§ **Exercise material**:
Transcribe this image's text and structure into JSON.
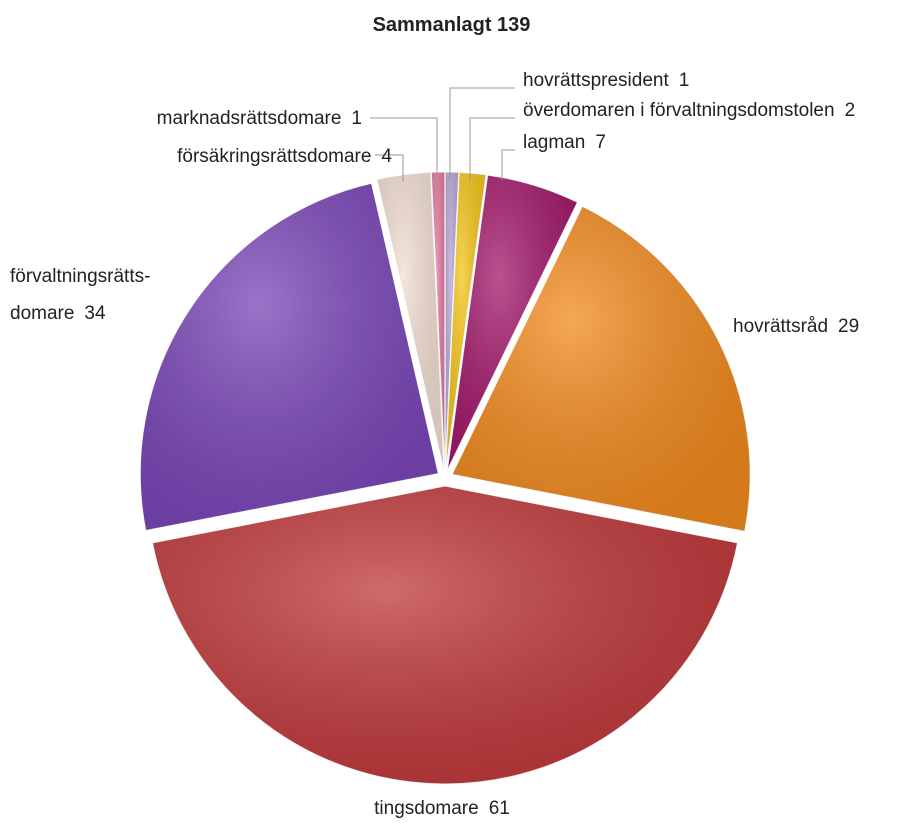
{
  "chart_data": {
    "type": "pie",
    "title": "Sammanlagt 139",
    "categories": [
      "hovrättspresident",
      "överdomaren i förvaltningsdomstolen",
      "lagman",
      "hovrättsråd",
      "tingsdomare",
      "förvaltningsrätts-\ndomare",
      "försäkringsrättsdomare",
      "marknadsrättsdomare"
    ],
    "values": [
      1,
      2,
      7,
      29,
      61,
      34,
      4,
      1
    ],
    "colors": [
      "#b9a6d8",
      "#f5c518",
      "#a3196b",
      "#f28a1e",
      "#c0393b",
      "#7a46b8",
      "#f3dfd3",
      "#e57aa0"
    ]
  }
}
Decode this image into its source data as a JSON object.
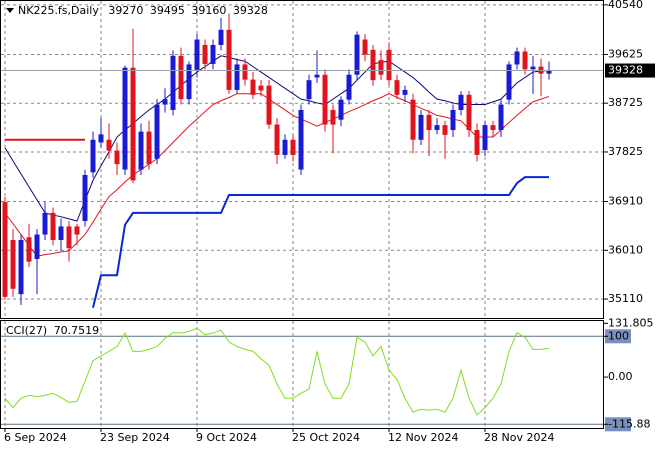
{
  "chart_data": [
    {
      "type": "candlestick",
      "title": "NK225.fs,Daily",
      "categories": [
        "6 Sep 2024",
        null,
        null,
        null,
        null,
        null,
        null,
        null,
        null,
        null,
        null,
        null,
        "23 Sep 2024",
        null,
        null,
        null,
        null,
        null,
        null,
        null,
        null,
        null,
        null,
        null,
        "9 Oct 2024",
        null,
        null,
        null,
        null,
        null,
        null,
        null,
        null,
        null,
        null,
        null,
        "25 Oct 2024",
        null,
        null,
        null,
        null,
        null,
        null,
        null,
        null,
        null,
        null,
        null,
        "12 Nov 2024",
        null,
        null,
        null,
        null,
        null,
        null,
        null,
        null,
        null,
        null,
        null,
        "28 Nov 2024",
        null,
        null,
        null,
        null,
        null,
        null,
        null,
        null
      ],
      "ohlc": [
        [
          36900,
          37000,
          35100,
          35150
        ],
        [
          36200,
          36400,
          35150,
          35300
        ],
        [
          35200,
          36300,
          35000,
          36200
        ],
        [
          36250,
          36500,
          35700,
          35800
        ],
        [
          35850,
          36400,
          35200,
          36300
        ],
        [
          36300,
          36900,
          36200,
          36700
        ],
        [
          36700,
          36800,
          36100,
          36200
        ],
        [
          36200,
          36600,
          36000,
          36450
        ],
        [
          36450,
          36550,
          35800,
          36050
        ],
        [
          36450,
          36500,
          36100,
          36300
        ],
        [
          36550,
          37500,
          36450,
          37400
        ],
        [
          37450,
          38200,
          37350,
          38050
        ],
        [
          38000,
          38450,
          37900,
          38150
        ],
        [
          38050,
          38350,
          37700,
          37850
        ],
        [
          37850,
          38000,
          37400,
          37600
        ],
        [
          37500,
          39420,
          37400,
          39380
        ],
        [
          39380,
          40100,
          37250,
          37300
        ],
        [
          37500,
          38350,
          37400,
          38200
        ],
        [
          38200,
          38400,
          37500,
          37600
        ],
        [
          37700,
          38800,
          37600,
          38700
        ],
        [
          38700,
          39000,
          38550,
          38800
        ],
        [
          38600,
          39700,
          38500,
          39600
        ],
        [
          39600,
          39750,
          38700,
          38800
        ],
        [
          38800,
          39500,
          38700,
          39440
        ],
        [
          39340,
          40000,
          39200,
          39900
        ],
        [
          39800,
          39900,
          39350,
          39450
        ],
        [
          39450,
          39900,
          39350,
          39800
        ],
        [
          39800,
          40300,
          39700,
          40080
        ],
        [
          40080,
          40380,
          38900,
          38970
        ],
        [
          38970,
          39550,
          38900,
          39440
        ],
        [
          39440,
          39550,
          39050,
          39160
        ],
        [
          39160,
          39300,
          38800,
          38880
        ],
        [
          39050,
          39150,
          38850,
          38960
        ],
        [
          39050,
          39150,
          38250,
          38330
        ],
        [
          38330,
          38450,
          37600,
          37770
        ],
        [
          37770,
          38150,
          37700,
          38050
        ],
        [
          38050,
          38150,
          37650,
          37770
        ],
        [
          37500,
          38700,
          37400,
          38600
        ],
        [
          38800,
          39250,
          38700,
          39150
        ],
        [
          39200,
          39700,
          39100,
          39250
        ],
        [
          39250,
          39350,
          38200,
          38330
        ],
        [
          38600,
          38700,
          37800,
          38330
        ],
        [
          38420,
          38850,
          38300,
          38790
        ],
        [
          38790,
          39350,
          38700,
          39250
        ],
        [
          39250,
          40050,
          39150,
          39990
        ],
        [
          39900,
          40000,
          39500,
          39620
        ],
        [
          39710,
          39800,
          39050,
          39150
        ],
        [
          39520,
          39700,
          39150,
          39250
        ],
        [
          39710,
          39850,
          39050,
          39150
        ],
        [
          39150,
          39250,
          38800,
          38880
        ],
        [
          38880,
          39050,
          38750,
          38970
        ],
        [
          38790,
          38900,
          37800,
          38050
        ],
        [
          38050,
          38600,
          37950,
          38510
        ],
        [
          38510,
          38600,
          37750,
          38230
        ],
        [
          38230,
          38450,
          38150,
          38320
        ],
        [
          38320,
          38400,
          37700,
          38140
        ],
        [
          38230,
          38700,
          38100,
          38600
        ],
        [
          38600,
          38950,
          38500,
          38880
        ],
        [
          38880,
          38950,
          38100,
          38230
        ],
        [
          38230,
          38350,
          37650,
          37770
        ],
        [
          37860,
          38400,
          37750,
          38320
        ],
        [
          38320,
          38400,
          38100,
          38230
        ],
        [
          38230,
          38800,
          38100,
          38700
        ],
        [
          38790,
          39500,
          38700,
          39440
        ],
        [
          39440,
          39750,
          39350,
          39680
        ],
        [
          39680,
          39750,
          39250,
          39350
        ],
        [
          39350,
          39600,
          38900,
          39400
        ],
        [
          39400,
          39550,
          38850,
          39270
        ],
        [
          39270,
          39495,
          39160,
          39328
        ]
      ],
      "up_color": "#1a1ad6",
      "down_color": "#e0141e",
      "series": [
        {
          "color": "#0a0a7a",
          "values": [
            37900,
            37660,
            37420,
            37180,
            36940,
            36700,
            36660,
            36630,
            36590,
            36550,
            36930,
            37300,
            37570,
            37830,
            38100,
            38230,
            38350,
            38480,
            38600,
            38700,
            38800,
            38930,
            39050,
            39180,
            39300,
            39400,
            39500,
            39600,
            39570,
            39530,
            39500,
            39400,
            39300,
            39200,
            39100,
            39000,
            38900,
            38800,
            38770,
            38730,
            38700,
            38800,
            38900,
            39000,
            39150,
            39300,
            39450,
            39480,
            39500,
            39400,
            39300,
            39200,
            39070,
            38930,
            38800,
            38770,
            38730,
            38700,
            38700,
            38700,
            38700,
            38750,
            38800,
            38950,
            39100,
            39200,
            39300,
            39320,
            39330
          ]
        },
        {
          "color": "#e0141e",
          "values": [
            36700,
            36500,
            36300,
            36100,
            35900,
            35930,
            35950,
            35980,
            36000,
            36150,
            36300,
            36530,
            36770,
            37000,
            37130,
            37270,
            37400,
            37500,
            37600,
            37700,
            37850,
            38000,
            38150,
            38300,
            38430,
            38570,
            38700,
            38770,
            38830,
            38900,
            38900,
            38900,
            38900,
            38800,
            38700,
            38600,
            38500,
            38430,
            38370,
            38300,
            38370,
            38430,
            38500,
            38570,
            38630,
            38700,
            38770,
            38830,
            38900,
            38830,
            38770,
            38700,
            38630,
            38570,
            38500,
            38470,
            38430,
            38400,
            38250,
            38100,
            38100,
            38100,
            38230,
            38370,
            38500,
            38630,
            38750,
            38800,
            38850
          ]
        },
        {
          "color": "#e0141e",
          "width": 2,
          "values": [
            38050,
            38050,
            38050,
            38050,
            38050,
            38050,
            38050,
            38050,
            38050,
            38050,
            38050,
            null,
            null,
            null,
            null,
            null,
            null,
            null,
            null,
            null,
            null,
            null,
            null,
            null,
            null,
            null,
            null,
            null,
            null,
            null,
            null,
            null,
            null,
            null,
            null,
            null,
            null,
            null,
            null,
            null,
            null,
            null,
            null,
            null,
            null,
            null,
            null,
            null,
            null,
            null,
            null,
            null,
            null,
            null,
            null,
            null,
            null,
            null,
            null,
            null,
            null,
            null,
            null,
            null,
            null,
            null,
            null,
            null,
            null
          ]
        },
        {
          "color": "#0a28d2",
          "width": 2,
          "values": [
            null,
            null,
            null,
            null,
            null,
            null,
            null,
            null,
            null,
            null,
            null,
            34950,
            35550,
            35550,
            35550,
            36480,
            36700,
            36700,
            36700,
            36700,
            36700,
            36700,
            36700,
            36700,
            36700,
            36700,
            36700,
            36700,
            37030,
            37030,
            37030,
            37030,
            37030,
            37030,
            37030,
            37030,
            37030,
            37030,
            37030,
            37030,
            37030,
            37030,
            37030,
            37030,
            37030,
            37030,
            37030,
            37030,
            37030,
            37030,
            37030,
            37030,
            37030,
            37030,
            37030,
            37030,
            37030,
            37030,
            37030,
            37030,
            37030,
            37030,
            37030,
            37030,
            37250,
            37360,
            37360,
            37360,
            37360
          ]
        }
      ],
      "ylim": [
        34760,
        40630
      ],
      "yticks": [
        40540,
        39625,
        38725,
        37825,
        36910,
        36010,
        35110
      ],
      "grid": true
    },
    {
      "type": "line",
      "title": "CCI(27)",
      "series": [
        {
          "color": "#7ee01e",
          "values": [
            -52,
            -75,
            -52,
            -45,
            -48,
            -45,
            -40,
            -50,
            -62,
            -60,
            -10,
            40,
            52,
            63,
            75,
            108,
            63,
            63,
            68,
            75,
            95,
            109,
            108,
            112,
            120,
            104,
            108,
            115,
            86,
            75,
            68,
            63,
            45,
            29,
            -17,
            -52,
            -52,
            -40,
            -29,
            63,
            -17,
            -52,
            -52,
            -17,
            97,
            86,
            52,
            75,
            17,
            -6,
            -52,
            -86,
            -79,
            -81,
            -79,
            -86,
            -52,
            17,
            -52,
            -93,
            -75,
            -52,
            -17,
            63,
            109,
            97,
            68,
            68,
            70.7519
          ]
        }
      ],
      "ylim": [
        -125,
        140
      ],
      "yticks": [
        131.805,
        100,
        {
          "value": 0,
          "label": "0.00"
        },
        -115.88
      ]
    }
  ]
}
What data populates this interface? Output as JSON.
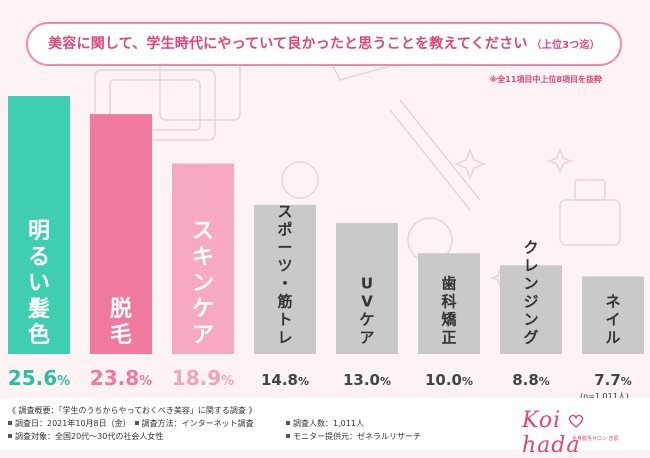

§ **To do**:
Select every line of the material above holding the word "title" and copy it.

§ **Response to the exercise**:
    "title": "Sammanlagt 139",
      "title": "NK225.fs,Daily",
      "title": "CCI(27)",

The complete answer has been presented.